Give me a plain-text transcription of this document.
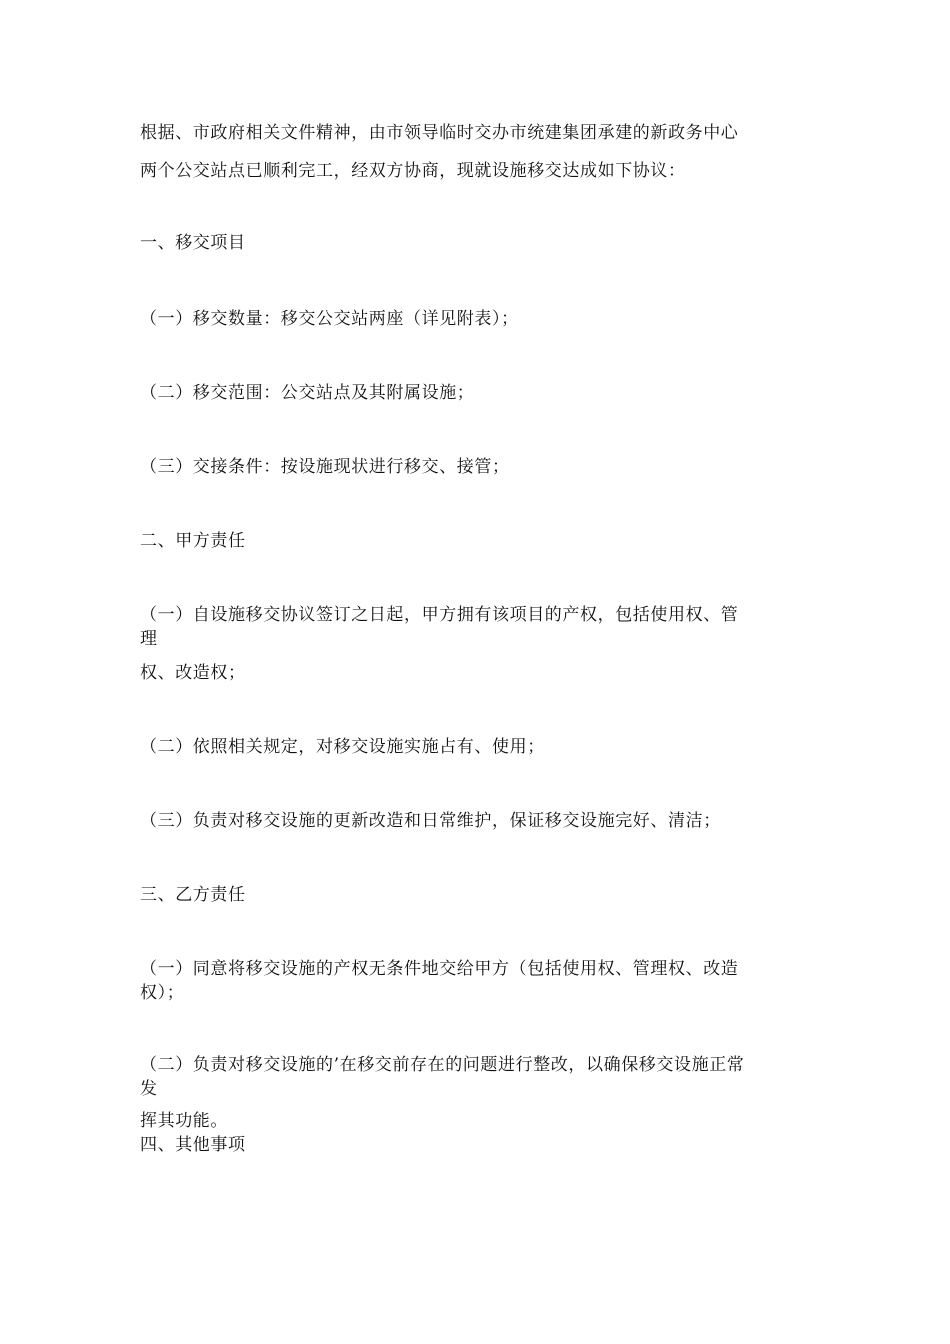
根据、市政府相关文件精神，由市领导临时交办市统建集团承建的新政务中心
两个公交站点已顺利完工，经双方协商，现就设施移交达成如下协议：
一、移交项目
（一）移交数量：移交公交站两座（详见附表）；
（二）移交范围：公交站点及其附属设施；
（三）交接条件：按设施现状进行移交、接管；
二、甲方责任
（一）自设施移交协议签订之日起，甲方拥有该项目的产权，包括使用权、管
理
权、改造权；
（二）依照相关规定，对移交设施实施占有、使用；
（三）负责对移交设施的更新改造和日常维护，保证移交设施完好、清洁；
三、乙方责任
（一）同意将移交设施的产权无条件地交给甲方（包括使用权、管理权、改造
权）；
（二）负责对移交设施的’在移交前存在的问题进行整改，以确保移交设施正常
发
挥其功能。
四、其他事项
===
> PROBLEM REQUIREMENTS
Find the word "包括使用权" and list each line it appears in.

> OUTPUT OF THE EXERCISE
（一）自设施移交协议签订之日起，甲方拥有该项目的产权，包括使用权、管
（一）同意将移交设施的产权无条件地交给甲方（包括使用权、管理权、改造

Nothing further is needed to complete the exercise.